◆ INSTRUCTIONS TO FOLLOW
Note how many lines contain "JSON" and give that number, with nothing else.

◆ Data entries
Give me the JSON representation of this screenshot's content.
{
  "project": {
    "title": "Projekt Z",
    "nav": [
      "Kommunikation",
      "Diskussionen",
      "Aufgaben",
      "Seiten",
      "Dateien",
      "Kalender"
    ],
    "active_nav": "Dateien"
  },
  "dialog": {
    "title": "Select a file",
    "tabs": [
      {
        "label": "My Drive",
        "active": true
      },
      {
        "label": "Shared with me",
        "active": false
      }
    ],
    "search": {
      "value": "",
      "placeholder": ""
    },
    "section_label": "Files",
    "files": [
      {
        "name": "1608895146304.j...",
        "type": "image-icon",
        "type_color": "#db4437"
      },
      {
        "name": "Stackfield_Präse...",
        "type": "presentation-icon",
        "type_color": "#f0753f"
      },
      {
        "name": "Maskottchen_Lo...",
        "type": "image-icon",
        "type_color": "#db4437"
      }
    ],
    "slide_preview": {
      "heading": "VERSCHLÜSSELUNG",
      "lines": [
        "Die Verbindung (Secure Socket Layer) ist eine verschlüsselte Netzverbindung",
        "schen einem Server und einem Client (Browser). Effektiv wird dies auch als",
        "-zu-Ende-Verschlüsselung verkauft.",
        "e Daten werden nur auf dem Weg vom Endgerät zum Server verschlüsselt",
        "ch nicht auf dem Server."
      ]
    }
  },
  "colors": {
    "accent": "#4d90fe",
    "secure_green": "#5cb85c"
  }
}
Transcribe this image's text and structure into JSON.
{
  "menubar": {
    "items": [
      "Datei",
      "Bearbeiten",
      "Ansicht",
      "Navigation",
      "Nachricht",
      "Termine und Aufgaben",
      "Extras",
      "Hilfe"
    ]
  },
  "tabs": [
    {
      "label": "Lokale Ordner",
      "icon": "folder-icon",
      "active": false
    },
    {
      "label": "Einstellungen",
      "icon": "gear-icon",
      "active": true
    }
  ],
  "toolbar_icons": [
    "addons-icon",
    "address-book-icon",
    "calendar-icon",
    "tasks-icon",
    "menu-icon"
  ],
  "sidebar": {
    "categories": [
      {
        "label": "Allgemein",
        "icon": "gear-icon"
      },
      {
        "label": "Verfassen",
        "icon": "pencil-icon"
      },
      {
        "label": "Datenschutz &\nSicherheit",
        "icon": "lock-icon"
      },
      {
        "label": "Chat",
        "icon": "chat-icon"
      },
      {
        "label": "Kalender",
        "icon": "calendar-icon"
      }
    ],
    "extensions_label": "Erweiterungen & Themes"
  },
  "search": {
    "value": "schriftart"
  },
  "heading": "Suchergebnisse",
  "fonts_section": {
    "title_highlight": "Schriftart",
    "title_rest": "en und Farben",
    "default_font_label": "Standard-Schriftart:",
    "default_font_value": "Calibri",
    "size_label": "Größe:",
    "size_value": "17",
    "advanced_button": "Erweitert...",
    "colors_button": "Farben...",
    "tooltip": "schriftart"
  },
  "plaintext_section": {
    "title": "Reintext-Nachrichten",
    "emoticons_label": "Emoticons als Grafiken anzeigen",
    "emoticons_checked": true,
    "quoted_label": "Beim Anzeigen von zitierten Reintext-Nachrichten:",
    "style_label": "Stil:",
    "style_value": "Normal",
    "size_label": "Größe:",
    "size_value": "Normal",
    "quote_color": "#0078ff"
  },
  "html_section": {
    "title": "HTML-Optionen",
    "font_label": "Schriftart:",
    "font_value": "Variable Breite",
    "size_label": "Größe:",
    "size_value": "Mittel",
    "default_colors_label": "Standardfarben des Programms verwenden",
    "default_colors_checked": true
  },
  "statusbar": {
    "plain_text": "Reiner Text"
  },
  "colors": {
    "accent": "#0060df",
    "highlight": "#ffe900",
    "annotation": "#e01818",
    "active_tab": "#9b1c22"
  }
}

◆ IN RESPONSE
2